## Exercise materials
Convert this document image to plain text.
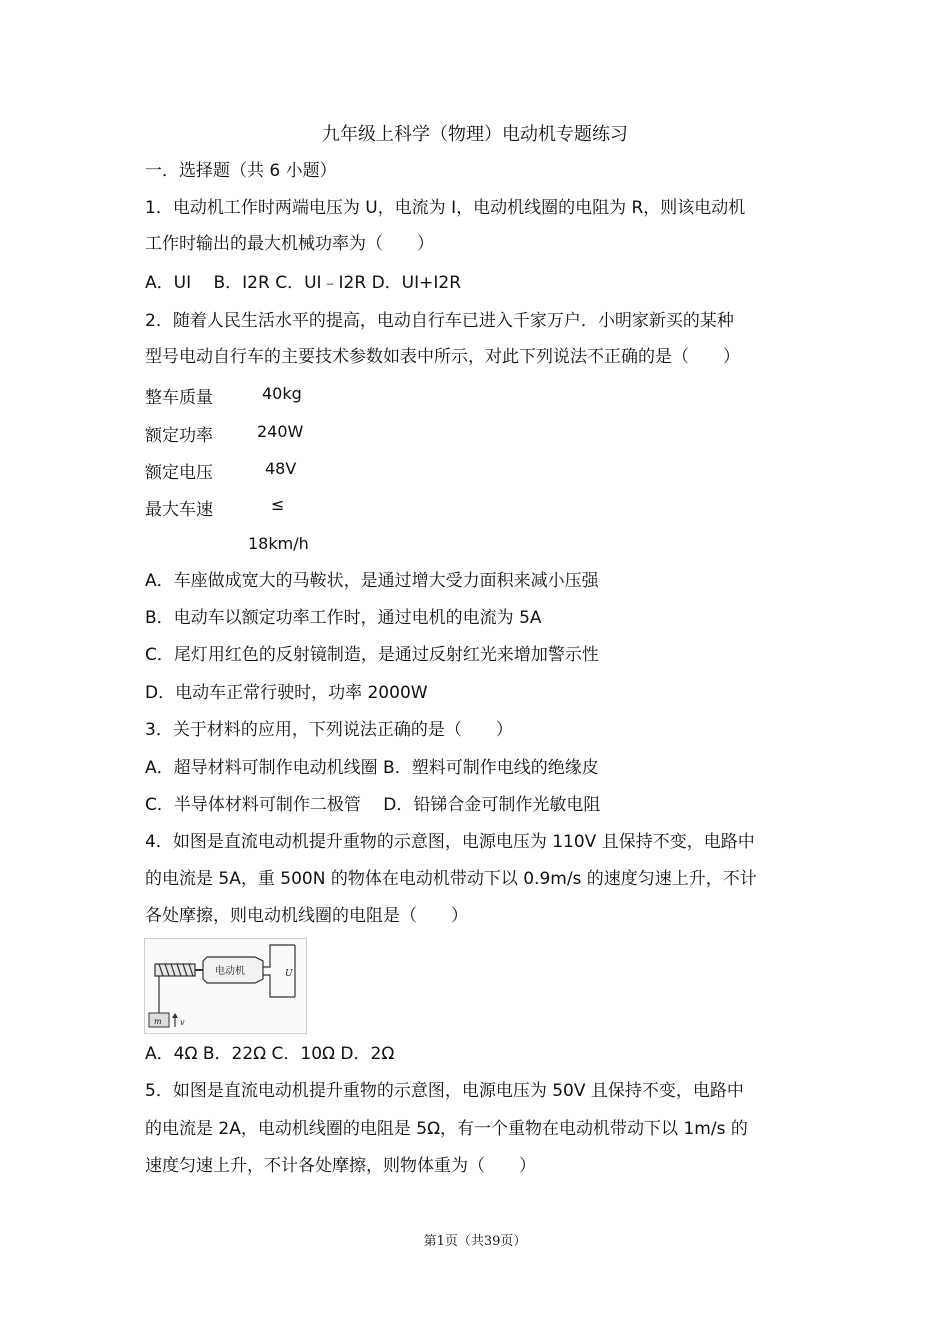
九年级上科学（物理）电动机专题练习
一．选择题（共 6 小题）
1．电动机工作时两端电压为 U，电流为 I，电动机线圈的电阻为 R，则该电动机
工作时输出的最大机械功率为（　　）
A．UI　 B．I2R C．UI﹣I2R D．UI+I2R
2．随着人民生活水平的提高，电动自行车已进入千家万户．小明家新买的某种
型号电动自行车的主要技术参数如表中所示，对此下列说法不正确的是（　　）
整车质量	40kg
额定功率	240W
额定电压	48V
最大车速	≤
18km/h
A．车座做成宽大的马鞍状，是通过增大受力面积来减小压强
B．电动车以额定功率工作时，通过电机的电流为 5A
C．尾灯用红色的反射镜制造，是通过反射红光来增加警示性
D．电动车正常行驶时，功率 2000W
3．关于材料的应用，下列说法正确的是（　　）
A．超导材料可制作电动机线圈 B．塑料可制作电线的绝缘皮
C．半导体材料可制作二极管　 D．铅锑合金可制作光敏电阻
4．如图是直流电动机提升重物的示意图，电源电压为 110V 且保持不变，电路中
的电流是 5A，重 500N 的物体在电动机带动下以 0.9m/s 的速度匀速上升，不计
各处摩擦，则电动机线圈的电阻是（　　）
电动机	U
m v
A．4Ω B．22Ω C．10Ω D．2Ω
5．如图是直流电动机提升重物的示意图，电源电压为 50V 且保持不变，电路中
的电流是 2A，电动机线圈的电阻是 5Ω，有一个重物在电动机带动下以 1m/s 的
速度匀速上升，不计各处摩擦，则物体重为（　　）
第1页（共39页）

## Given task
Pictures in the records above should not be copied. Repeat everything else exactly.

## Written solution
Convert this document image to plain text.
九年级上科学（物理）电动机专题练习
一．选择题（共 6 小题）
1．电动机工作时两端电压为 U，电流为 I，电动机线圈的电阻为 R，则该电动机
工作时输出的最大机械功率为（　　）
A．UI　 B．I2R C．UI﹣I2R D．UI+I2R
2．随着人民生活水平的提高，电动自行车已进入千家万户．小明家新买的某种
型号电动自行车的主要技术参数如表中所示，对此下列说法不正确的是（　　）
整车质量	40kg
额定功率	240W
额定电压	48V
最大车速	≤
18km/h
A．车座做成宽大的马鞍状，是通过增大受力面积来减小压强
B．电动车以额定功率工作时，通过电机的电流为 5A
C．尾灯用红色的反射镜制造，是通过反射红光来增加警示性
D．电动车正常行驶时，功率 2000W
3．关于材料的应用，下列说法正确的是（　　）
A．超导材料可制作电动机线圈 B．塑料可制作电线的绝缘皮
C．半导体材料可制作二极管　 D．铅锑合金可制作光敏电阻
4．如图是直流电动机提升重物的示意图，电源电压为 110V 且保持不变，电路中
的电流是 5A，重 500N 的物体在电动机带动下以 0.9m/s 的速度匀速上升，不计
各处摩擦，则电动机线圈的电阻是（　　）
电动机	U
m v
A．4Ω B．22Ω C．10Ω D．2Ω
5．如图是直流电动机提升重物的示意图，电源电压为 50V 且保持不变，电路中
的电流是 2A，电动机线圈的电阻是 5Ω，有一个重物在电动机带动下以 1m/s 的
速度匀速上升，不计各处摩擦，则物体重为（　　）
第1页（共39页）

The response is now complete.